Reproduce the listing below without any change.

Data records:
-- -- --

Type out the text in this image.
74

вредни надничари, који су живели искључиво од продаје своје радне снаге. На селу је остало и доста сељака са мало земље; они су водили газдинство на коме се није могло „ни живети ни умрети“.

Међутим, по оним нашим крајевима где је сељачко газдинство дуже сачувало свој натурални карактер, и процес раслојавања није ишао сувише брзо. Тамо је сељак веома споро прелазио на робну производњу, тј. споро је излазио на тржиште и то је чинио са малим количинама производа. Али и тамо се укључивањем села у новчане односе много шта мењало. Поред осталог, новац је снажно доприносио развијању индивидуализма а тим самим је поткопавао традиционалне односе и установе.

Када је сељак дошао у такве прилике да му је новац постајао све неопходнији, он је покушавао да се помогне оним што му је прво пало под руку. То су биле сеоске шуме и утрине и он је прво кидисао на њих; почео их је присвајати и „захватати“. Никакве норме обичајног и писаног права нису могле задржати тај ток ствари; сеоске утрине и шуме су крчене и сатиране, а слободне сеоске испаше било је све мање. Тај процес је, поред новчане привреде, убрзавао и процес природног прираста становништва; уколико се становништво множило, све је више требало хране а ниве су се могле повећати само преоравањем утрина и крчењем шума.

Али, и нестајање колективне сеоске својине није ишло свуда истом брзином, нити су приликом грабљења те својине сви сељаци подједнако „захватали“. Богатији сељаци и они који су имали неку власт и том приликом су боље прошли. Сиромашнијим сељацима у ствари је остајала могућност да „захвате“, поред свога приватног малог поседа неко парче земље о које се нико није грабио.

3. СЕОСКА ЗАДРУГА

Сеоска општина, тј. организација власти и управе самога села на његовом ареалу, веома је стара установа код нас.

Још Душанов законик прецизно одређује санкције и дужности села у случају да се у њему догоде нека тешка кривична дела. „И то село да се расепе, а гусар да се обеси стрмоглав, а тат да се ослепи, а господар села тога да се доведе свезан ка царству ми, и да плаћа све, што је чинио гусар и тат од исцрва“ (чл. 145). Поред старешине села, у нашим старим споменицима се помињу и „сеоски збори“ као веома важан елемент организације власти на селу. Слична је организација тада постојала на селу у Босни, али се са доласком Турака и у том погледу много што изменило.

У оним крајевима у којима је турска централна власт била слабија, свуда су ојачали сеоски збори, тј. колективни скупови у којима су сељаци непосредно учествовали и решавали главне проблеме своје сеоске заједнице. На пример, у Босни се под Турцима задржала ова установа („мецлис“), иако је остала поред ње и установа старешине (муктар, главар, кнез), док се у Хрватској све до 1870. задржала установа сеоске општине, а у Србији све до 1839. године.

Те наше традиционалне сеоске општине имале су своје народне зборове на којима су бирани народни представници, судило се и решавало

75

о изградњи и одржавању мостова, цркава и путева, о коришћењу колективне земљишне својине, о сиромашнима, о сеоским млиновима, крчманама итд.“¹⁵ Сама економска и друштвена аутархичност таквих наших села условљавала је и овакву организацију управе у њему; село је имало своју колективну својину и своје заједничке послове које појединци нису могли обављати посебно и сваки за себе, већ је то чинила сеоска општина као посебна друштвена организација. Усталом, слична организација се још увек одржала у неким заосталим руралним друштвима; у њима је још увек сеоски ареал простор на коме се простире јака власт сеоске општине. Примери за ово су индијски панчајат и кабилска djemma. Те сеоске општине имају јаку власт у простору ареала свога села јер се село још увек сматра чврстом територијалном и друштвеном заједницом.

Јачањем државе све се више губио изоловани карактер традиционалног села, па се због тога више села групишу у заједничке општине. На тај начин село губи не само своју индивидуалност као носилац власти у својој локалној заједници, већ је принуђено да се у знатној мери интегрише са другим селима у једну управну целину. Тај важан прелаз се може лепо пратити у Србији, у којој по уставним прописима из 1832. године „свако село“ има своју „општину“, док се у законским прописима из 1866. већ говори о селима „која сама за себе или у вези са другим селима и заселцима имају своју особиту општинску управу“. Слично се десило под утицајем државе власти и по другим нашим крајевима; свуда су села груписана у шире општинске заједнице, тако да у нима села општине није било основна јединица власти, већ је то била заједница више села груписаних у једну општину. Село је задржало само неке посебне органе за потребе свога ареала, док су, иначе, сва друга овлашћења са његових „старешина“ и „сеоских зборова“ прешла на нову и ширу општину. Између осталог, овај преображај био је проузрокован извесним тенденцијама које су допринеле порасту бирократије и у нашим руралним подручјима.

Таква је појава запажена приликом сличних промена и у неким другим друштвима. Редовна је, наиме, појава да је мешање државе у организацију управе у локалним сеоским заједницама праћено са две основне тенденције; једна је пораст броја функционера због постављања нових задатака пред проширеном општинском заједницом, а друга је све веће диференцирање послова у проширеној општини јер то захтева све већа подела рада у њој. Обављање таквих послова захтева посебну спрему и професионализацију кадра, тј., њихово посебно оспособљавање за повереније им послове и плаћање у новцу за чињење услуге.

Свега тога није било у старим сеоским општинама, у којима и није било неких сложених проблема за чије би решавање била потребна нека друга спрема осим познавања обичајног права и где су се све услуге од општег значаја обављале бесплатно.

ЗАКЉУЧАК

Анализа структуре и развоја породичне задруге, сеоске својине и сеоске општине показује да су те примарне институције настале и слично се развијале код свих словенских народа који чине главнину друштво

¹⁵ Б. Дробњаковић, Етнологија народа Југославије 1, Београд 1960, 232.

-- -- --

#### Answer for this exercise
Type out the text in this image.
74

вредни надничари, који су живели искључиво од продаје своје радне снаге. На селу је остало и доста сељака са мало земље; они су водили газдинство на коме се није могло „ни живети ни умрети“.

Међутим, по оним нашим крајевима где је сељачко газдинство дуже сачувало свој натурални карактер, и процес раслојавања није ишао сувише брзо. Тамо је сељак веома споро прелазио на робну производњу, тј. споро је излазио на тржиште и то је чинио са малим количинама производа. Али и тамо се укључивањем села у новчане односе много шта мењало. Поред осталог, новац је снажно доприносио развијању индивидуализма а тим самим је поткопавао традиционалне односе и установе.

Када је сељак дошао у такве прилике да му је новац постајао све неопходнији, он је покушавао да се помогне оним што му је прво пало под руку. То су биле сеоске шуме и утрине и он је прво кидисао на њих; почео их је присвајати и „захватати“. Никакве норме обичајног и писаног права нису могле задржати тај ток ствари; сеоске утрине и шуме су крчене и сатиране, а слободне сеоске испаше било је све мање. Тај процес је, поред новчане привреде, убрзавао и процес природног прираста становништва; уколико се становништво множило, све је више требало хране а ниве су се могле повећати само преоравањем утрина и крчењем шума.

Али, и нестајање колективне сеоске својине није ишло свуда истом брзином, нити су приликом грабљења те својине сви сељаци подједнако „захватали“. Богатији сељаци и они који су имали неку власт и том приликом су боље прошли. Сиромашнијим сељацима у ствари је остајала могућност да „захвате“, поред свога приватног малог поседа неко парче земље о које се нико није грабио.

3. СЕОСКА ЗАДРУГА

Сеоска општина, тј. организација власти и управе самога села на његовом ареалу, веома је стара установа код нас.

Још Душанов законик прецизно одређује санкције и дужности села у случају да се у њему догоде нека тешка кривична дела. „И то село да се расепе, а гусар да се обеси стрмоглав, а тат да се ослепи, а господар села тога да се доведе свезан ка царству ми, и да плаћа све, што је чинио гусар и тат од исцрва“ (чл. 145). Поред старешине села, у нашим старим споменицима се помињу и „сеоски збори“ као веома важан елемент организације власти на селу. Слична је организација тада постојала на селу у Босни, али се са доласком Турака и у том погледу много што изменило.

У оним крајевима у којима је турска централна власт била слабија, свуда су ојачали сеоски збори, тј. колективни скупови у којима су сељаци непосредно учествовали и решавали главне проблеме своје сеоске заједнице. На пример, у Босни се под Турцима задржала ова установа („мецлис“), иако је остала поред ње и установа старешине (муктар, главар, кнез), док се у Хрватској све до 1870. задржала установа сеоске општине, а у Србији све до 1839. године.

Те наше традиционалне сеоске општине имале су своје народне зборове на којима су бирани народни представници, судило се и решавало

75

о изградњи и одржавању мостова, цркава и путева, о коришћењу колективне земљишне својине, о сиромашнима, о сеоским млиновима, крчманама итд.“¹⁵ Сама економска и друштвена аутархичност таквих наших села условљавала је и овакву организацију управе у њему; село је имало своју колективну својину и своје заједничке послове које појединци нису могли обављати посебно и сваки за себе, већ је то чинила сеоска општина као посебна друштвена организација. Усталом, слична организација се још увек одржала у неким заосталим руралним друштвима; у њима је још увек сеоски ареал простор на коме се простире јака власт сеоске општине. Примери за ово су индијски панчајат и кабилска djemma. Те сеоске општине имају јаку власт у простору ареала свога села јер се село још увек сматра чврстом територијалном и друштвеном заједницом.

Јачањем државе све се више губио изоловани карактер традиционалног села, па се због тога више села групишу у заједничке општине. На тај начин село губи не само своју индивидуалност као носилац власти у својој локалној заједници, већ је принуђено да се у знатној мери интегрише са другим селима у једну управну целину. Тај важан прелаз се може лепо пратити у Србији, у којој по уставним прописима из 1832. године „свако село“ има своју „општину“, док се у законским прописима из 1866. већ говори о селима „која сама за себе или у вези са другим селима и заселцима имају своју особиту општинску управу“. Слично се десило под утицајем државе власти и по другим нашим крајевима; свуда су села груписана у шире општинске заједнице, тако да у нима села општине није било основна јединица власти, већ је то била заједница више села груписаних у једну општину. Село је задржало само неке посебне органе за потребе свога ареала, док су, иначе, сва друга овлашћења са његових „старешина“ и „сеоских зборова“ прешла на нову и ширу општину. Између осталог, овај преображај био је проузрокован извесним тенденцијама које су допринеле порасту бирократије и у нашим руралним подручјима.

Таква је појава запажена приликом сличних промена и у неким другим друштвима. Редовна је, наиме, појава да је мешање државе у организацију управе у локалним сеоским заједницама праћено са две основне тенденције; једна је пораст броја функционера због постављања нових задатака пред проширеном општинском заједницом, а друга је све веће диференцирање послова у проширеној општини јер то захтева све већа подела рада у њој. Обављање таквих послова захтева посебну спрему и професионализацију кадра, тј., њихово посебно оспособљавање за повереније им послове и плаћање у новцу за чињење услуге.

Свега тога није било у старим сеоским општинама, у којима и није било неких сложених проблема за чије би решавање била потребна нека друга спрема осим познавања обичајног права и где су се све услуге од општег значаја обављале бесплатно.

ЗАКЉУЧАК

Анализа структуре и развоја породичне задруге, сеоске својине и сеоске општине показује да су те примарне институције настале и слично се развијале код свих словенских народа који чине главнину друштво

¹⁵ Б. Дробњаковић, Етнологија народа Југославије 1, Београд 1960, 232.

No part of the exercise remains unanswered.